**DIRECTIVE:**
From the entries below, count the lines with "Zugriffsrechte". Write only the count.

**EXERCISE MATERIAL:**
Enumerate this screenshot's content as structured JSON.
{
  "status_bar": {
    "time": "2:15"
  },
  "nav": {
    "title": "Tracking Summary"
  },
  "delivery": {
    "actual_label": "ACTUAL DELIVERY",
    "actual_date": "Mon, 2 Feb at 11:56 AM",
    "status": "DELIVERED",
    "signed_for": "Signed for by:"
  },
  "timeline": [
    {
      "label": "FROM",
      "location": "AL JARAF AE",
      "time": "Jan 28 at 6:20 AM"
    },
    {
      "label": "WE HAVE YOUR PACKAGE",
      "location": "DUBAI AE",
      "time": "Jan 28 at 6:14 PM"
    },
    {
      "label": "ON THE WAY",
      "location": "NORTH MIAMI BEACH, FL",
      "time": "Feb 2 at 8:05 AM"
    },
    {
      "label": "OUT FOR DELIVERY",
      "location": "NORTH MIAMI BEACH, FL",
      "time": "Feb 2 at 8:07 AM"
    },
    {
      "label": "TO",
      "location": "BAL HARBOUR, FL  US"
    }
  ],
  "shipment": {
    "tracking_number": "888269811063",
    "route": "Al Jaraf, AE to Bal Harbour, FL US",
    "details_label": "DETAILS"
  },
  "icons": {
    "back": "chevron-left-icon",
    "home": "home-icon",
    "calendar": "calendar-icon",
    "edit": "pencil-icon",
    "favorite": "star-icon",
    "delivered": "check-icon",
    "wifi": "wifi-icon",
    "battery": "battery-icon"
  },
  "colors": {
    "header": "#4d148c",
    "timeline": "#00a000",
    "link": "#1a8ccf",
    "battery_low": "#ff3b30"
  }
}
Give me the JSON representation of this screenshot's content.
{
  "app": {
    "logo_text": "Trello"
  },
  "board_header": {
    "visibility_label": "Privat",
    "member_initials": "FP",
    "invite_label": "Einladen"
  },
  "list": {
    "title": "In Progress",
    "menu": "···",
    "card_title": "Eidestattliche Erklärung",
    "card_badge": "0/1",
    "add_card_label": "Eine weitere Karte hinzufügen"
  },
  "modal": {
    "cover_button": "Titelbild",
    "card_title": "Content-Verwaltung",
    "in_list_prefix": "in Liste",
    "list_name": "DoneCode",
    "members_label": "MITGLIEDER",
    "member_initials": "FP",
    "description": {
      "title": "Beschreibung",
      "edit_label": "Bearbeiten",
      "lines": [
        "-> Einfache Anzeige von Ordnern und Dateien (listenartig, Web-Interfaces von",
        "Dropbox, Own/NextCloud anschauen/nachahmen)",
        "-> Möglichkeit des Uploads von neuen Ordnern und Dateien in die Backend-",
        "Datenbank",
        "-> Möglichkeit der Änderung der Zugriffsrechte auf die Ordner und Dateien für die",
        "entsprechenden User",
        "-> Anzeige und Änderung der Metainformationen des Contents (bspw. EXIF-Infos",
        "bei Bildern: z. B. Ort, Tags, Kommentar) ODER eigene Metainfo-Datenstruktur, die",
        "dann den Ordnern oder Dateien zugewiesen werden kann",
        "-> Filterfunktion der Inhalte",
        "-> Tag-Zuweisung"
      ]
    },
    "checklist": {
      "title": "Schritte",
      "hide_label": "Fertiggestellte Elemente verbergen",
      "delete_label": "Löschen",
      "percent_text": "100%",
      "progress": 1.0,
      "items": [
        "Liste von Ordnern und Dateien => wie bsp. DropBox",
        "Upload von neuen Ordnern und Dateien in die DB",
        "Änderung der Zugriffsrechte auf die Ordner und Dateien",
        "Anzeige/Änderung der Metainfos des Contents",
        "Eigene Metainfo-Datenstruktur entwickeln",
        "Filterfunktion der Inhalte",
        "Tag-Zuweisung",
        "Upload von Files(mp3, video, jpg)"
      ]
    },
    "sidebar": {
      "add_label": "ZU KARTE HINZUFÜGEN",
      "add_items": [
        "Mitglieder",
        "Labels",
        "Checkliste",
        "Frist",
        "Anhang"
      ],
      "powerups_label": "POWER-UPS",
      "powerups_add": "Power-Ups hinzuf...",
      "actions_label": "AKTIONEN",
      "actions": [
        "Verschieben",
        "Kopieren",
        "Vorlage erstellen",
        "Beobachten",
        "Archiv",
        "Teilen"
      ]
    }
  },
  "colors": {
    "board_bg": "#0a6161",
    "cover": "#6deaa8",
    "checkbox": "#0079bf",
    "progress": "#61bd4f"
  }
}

**EXERCISE SOLUTION:**
2